Filter out everything except lines holding "Show".

[Dataset excerpts]
/---
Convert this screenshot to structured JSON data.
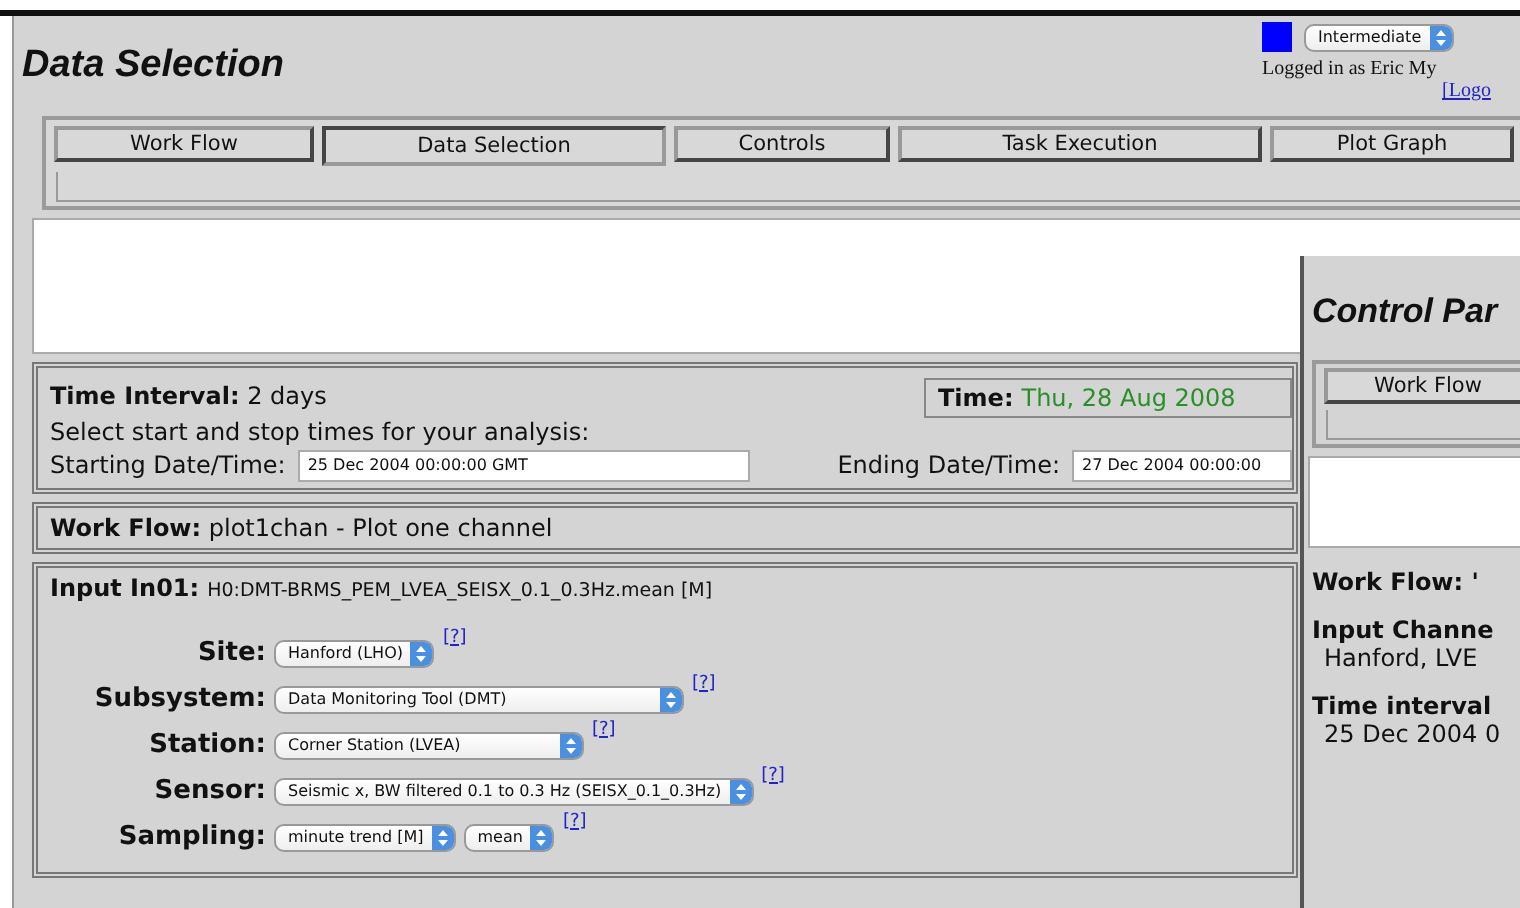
{
  "window": {
    "title": "Data Selection"
  },
  "header": {
    "level_select": "Intermediate",
    "login_text": "Logged in as Eric My",
    "logout_link": "[Logo"
  },
  "tabs": [
    {
      "label": "Work Flow",
      "selected": false
    },
    {
      "label": "Data Selection",
      "selected": true
    },
    {
      "label": "Controls",
      "selected": false
    },
    {
      "label": "Task Execution",
      "selected": false
    },
    {
      "label": "Plot Graph",
      "selected": false
    }
  ],
  "time_panel": {
    "interval": "**Time Interval:** 2 days",
    "clock_label": "Time:",
    "clock_value": "Thu, 28 Aug 2008",
    "instruction": "Select start and stop times for your analysis:",
    "start_label": "Starting Date/Time:",
    "start_value": "25 Dec 2004 00:00:00 GMT",
    "end_label": "Ending Date/Time:",
    "end_value": "27 Dec 2004 00:00:00"
  },
  "workflow": "**Work Flow:** plot1chan - Plot one channel",
  "input": {
    "label": "Input In01:",
    "channel": "H0:DMT-BRMS_PEM_LVEA_SEISX_0.1_0.3Hz.mean [M]",
    "fields": [
      {
        "label": "Site:",
        "selects": [
          "Hanford (LHO)"
        ],
        "help": "[?]"
      },
      {
        "label": "Subsystem:",
        "selects": [
          "Data Monitoring Tool (DMT)"
        ],
        "help": "[?]"
      },
      {
        "label": "Station:",
        "selects": [
          "Corner Station (LVEA)"
        ],
        "help": "[?]"
      },
      {
        "label": "Sensor:",
        "selects": [
          "Seismic x, BW filtered 0.1 to 0.3 Hz (SEISX_0.1_0.3Hz)"
        ],
        "help": "[?]"
      },
      {
        "label": "Sampling:",
        "selects": [
          "minute trend [M]",
          "mean"
        ],
        "help": "[?]"
      }
    ]
  },
  "control_panel": {
    "title": "Control Par",
    "tabs": [
      {
        "label": "Work Flow",
        "selected": false
      }
    ],
    "lines": [
      {
        "kind": "heading",
        "text": "Work Flow: '"
      },
      {
        "kind": "heading",
        "text": "Input Channe"
      },
      {
        "kind": "value",
        "text": "Hanford, LVE"
      },
      {
        "kind": "heading",
        "text": "Time interval"
      },
      {
        "kind": "value",
        "text": "25 Dec 2004 0"
      }
    ]
  }
}
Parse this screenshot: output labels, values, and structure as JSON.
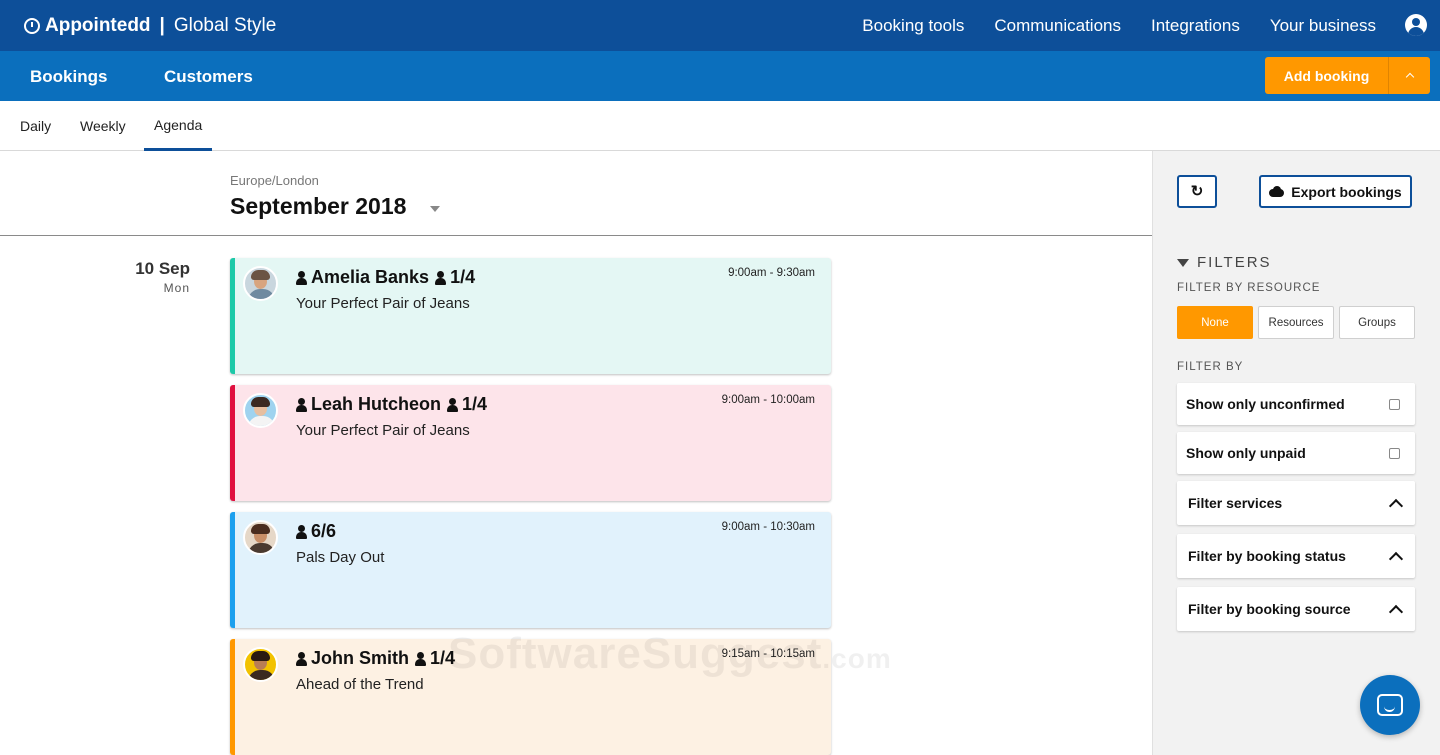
{
  "topbar": {
    "app_name": "Appointedd",
    "separator": "|",
    "business_name": "Global Style",
    "nav": [
      "Booking tools",
      "Communications",
      "Integrations",
      "Your business"
    ]
  },
  "subbar": {
    "bookings_label": "Bookings",
    "customers_label": "Customers",
    "add_booking_label": "Add booking"
  },
  "tabs": {
    "daily": "Daily",
    "weekly": "Weekly",
    "agenda": "Agenda",
    "active": "Agenda"
  },
  "agenda": {
    "timezone": "Europe/London",
    "month": "September 2018",
    "date_day": "10 Sep",
    "date_dow": "Mon",
    "bookings": [
      {
        "customer": "Amelia Banks",
        "capacity": "1/4",
        "service": "Your Perfect Pair of Jeans",
        "time": "9:00am - 9:30am",
        "color": "#1dc9a8",
        "bg": "#e4f7f4"
      },
      {
        "customer": "Leah Hutcheon",
        "capacity": "1/4",
        "service": "Your Perfect Pair of Jeans",
        "time": "9:00am - 10:00am",
        "color": "#e0103f",
        "bg": "#fde4ea"
      },
      {
        "customer": "",
        "capacity": "6/6",
        "service": "Pals Day Out",
        "time": "9:00am - 10:30am",
        "color": "#1ca0ee",
        "bg": "#e1f2fc"
      },
      {
        "customer": "John Smith",
        "capacity": "1/4",
        "service": "Ahead of the Trend",
        "time": "9:15am - 10:15am",
        "color": "#ff9800",
        "bg": "#fdf1e3"
      }
    ]
  },
  "watermark": {
    "main": "SoftwareSuggest",
    "tld": ".com"
  },
  "sidebar": {
    "export_label": "Export bookings",
    "filters_heading": "FILTERS",
    "filter_by_resource_heading": "FILTER BY RESOURCE",
    "resource_options": [
      "None",
      "Resources",
      "Groups"
    ],
    "resource_selected": "None",
    "filter_by_heading": "FILTER BY",
    "show_unconfirmed": "Show only unconfirmed",
    "show_unpaid": "Show only unpaid",
    "filter_services": "Filter services",
    "filter_status": "Filter by booking status",
    "filter_source": "Filter by booking source"
  },
  "colors": {
    "topbar": "#0d4f99",
    "subbar": "#0b6fbd",
    "accent": "#ff9800"
  }
}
\---
COMPLETE ANSWER:
    "show_unconfirmed": "Show only unconfirmed",
    "show_unpaid": "Show only unpaid",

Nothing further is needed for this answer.